*Your task*.
Using the listing below, copy every line that mentions "name".

*Task input*.
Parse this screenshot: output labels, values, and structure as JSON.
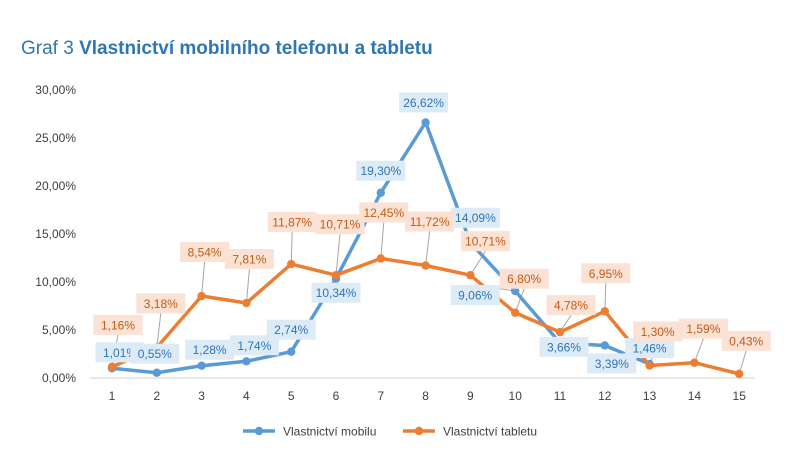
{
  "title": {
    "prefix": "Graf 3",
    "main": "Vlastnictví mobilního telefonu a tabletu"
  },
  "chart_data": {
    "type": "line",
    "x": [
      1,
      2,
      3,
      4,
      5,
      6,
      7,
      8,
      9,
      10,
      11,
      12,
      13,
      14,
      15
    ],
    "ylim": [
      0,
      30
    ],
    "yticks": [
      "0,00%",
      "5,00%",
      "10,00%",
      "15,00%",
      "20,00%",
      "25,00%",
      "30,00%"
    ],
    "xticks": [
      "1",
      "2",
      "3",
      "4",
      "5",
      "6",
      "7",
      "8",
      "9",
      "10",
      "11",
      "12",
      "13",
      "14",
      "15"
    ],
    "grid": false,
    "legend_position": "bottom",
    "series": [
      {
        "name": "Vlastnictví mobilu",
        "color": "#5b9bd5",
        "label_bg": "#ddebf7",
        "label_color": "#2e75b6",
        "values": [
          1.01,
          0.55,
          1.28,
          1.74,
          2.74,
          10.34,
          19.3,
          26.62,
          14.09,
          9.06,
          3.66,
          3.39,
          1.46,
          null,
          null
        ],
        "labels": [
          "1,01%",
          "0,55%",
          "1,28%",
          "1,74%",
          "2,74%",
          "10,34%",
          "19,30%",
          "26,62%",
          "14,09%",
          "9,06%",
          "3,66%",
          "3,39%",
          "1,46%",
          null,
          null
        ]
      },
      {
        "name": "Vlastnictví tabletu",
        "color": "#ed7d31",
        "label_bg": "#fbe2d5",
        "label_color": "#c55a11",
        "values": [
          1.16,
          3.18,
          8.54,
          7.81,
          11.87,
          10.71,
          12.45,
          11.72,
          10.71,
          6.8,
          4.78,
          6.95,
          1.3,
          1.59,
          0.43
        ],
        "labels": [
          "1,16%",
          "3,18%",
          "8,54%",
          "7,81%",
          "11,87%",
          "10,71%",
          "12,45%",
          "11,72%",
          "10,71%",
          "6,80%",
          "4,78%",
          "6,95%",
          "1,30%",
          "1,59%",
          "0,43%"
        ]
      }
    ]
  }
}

--

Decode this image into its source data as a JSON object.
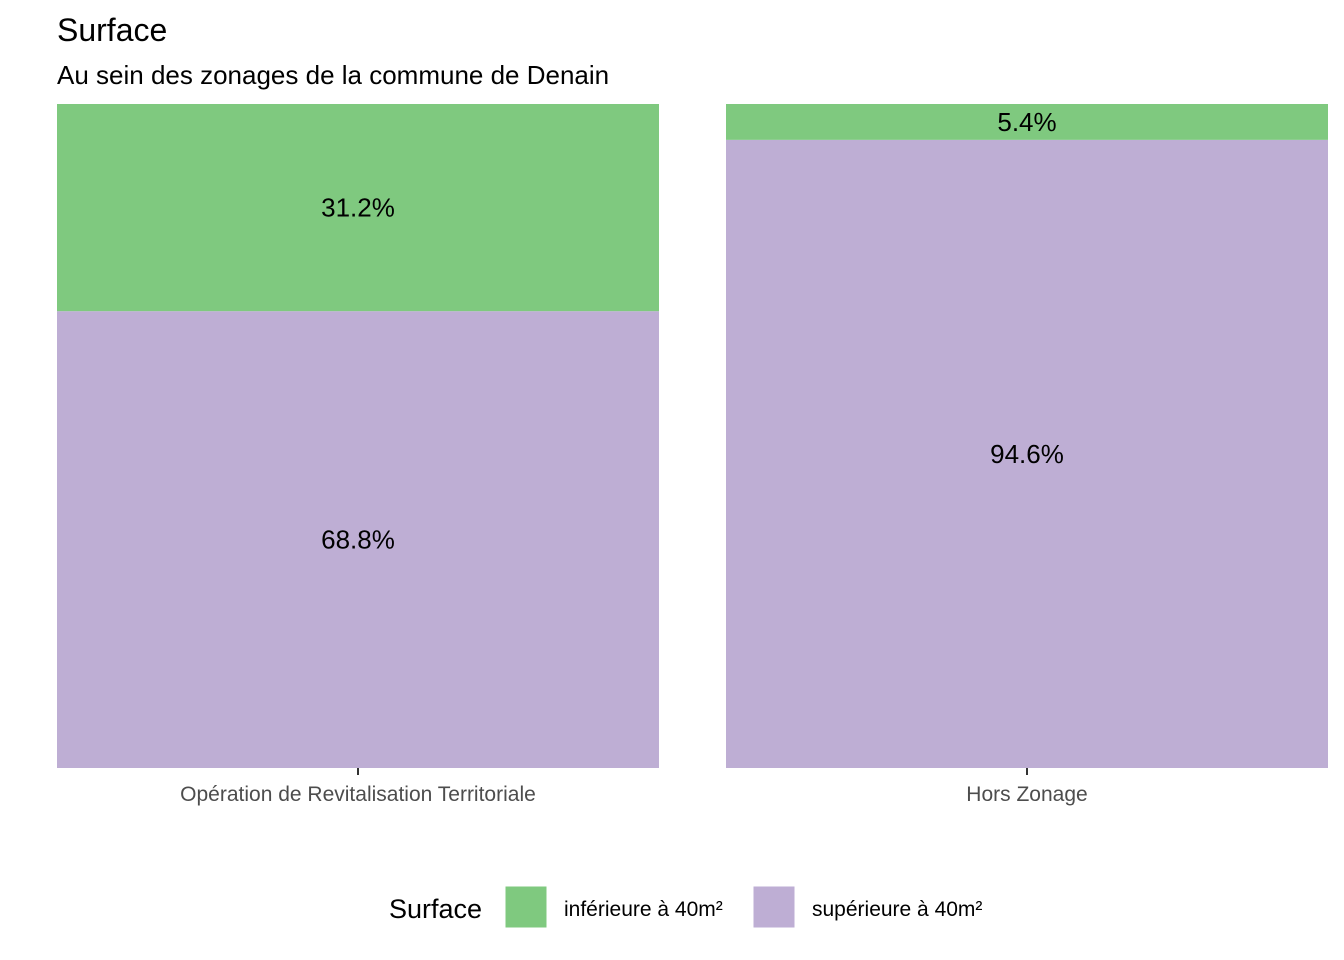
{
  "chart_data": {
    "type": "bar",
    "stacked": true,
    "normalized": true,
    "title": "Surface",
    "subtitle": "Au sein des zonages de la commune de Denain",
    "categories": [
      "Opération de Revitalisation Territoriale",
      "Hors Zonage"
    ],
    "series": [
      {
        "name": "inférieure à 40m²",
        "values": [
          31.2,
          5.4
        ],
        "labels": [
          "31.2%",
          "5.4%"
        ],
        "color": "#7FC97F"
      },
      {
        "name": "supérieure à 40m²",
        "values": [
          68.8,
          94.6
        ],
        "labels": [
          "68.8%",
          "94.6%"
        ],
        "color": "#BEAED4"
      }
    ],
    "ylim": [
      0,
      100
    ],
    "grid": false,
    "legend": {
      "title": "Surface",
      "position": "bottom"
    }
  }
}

*Output for this task*.
        "name": "Vlastnictví mobilu",
        "name": "Vlastnictví tabletu",
        "name": "inférieure à 40m²",
        "name": "supérieure à 40m²",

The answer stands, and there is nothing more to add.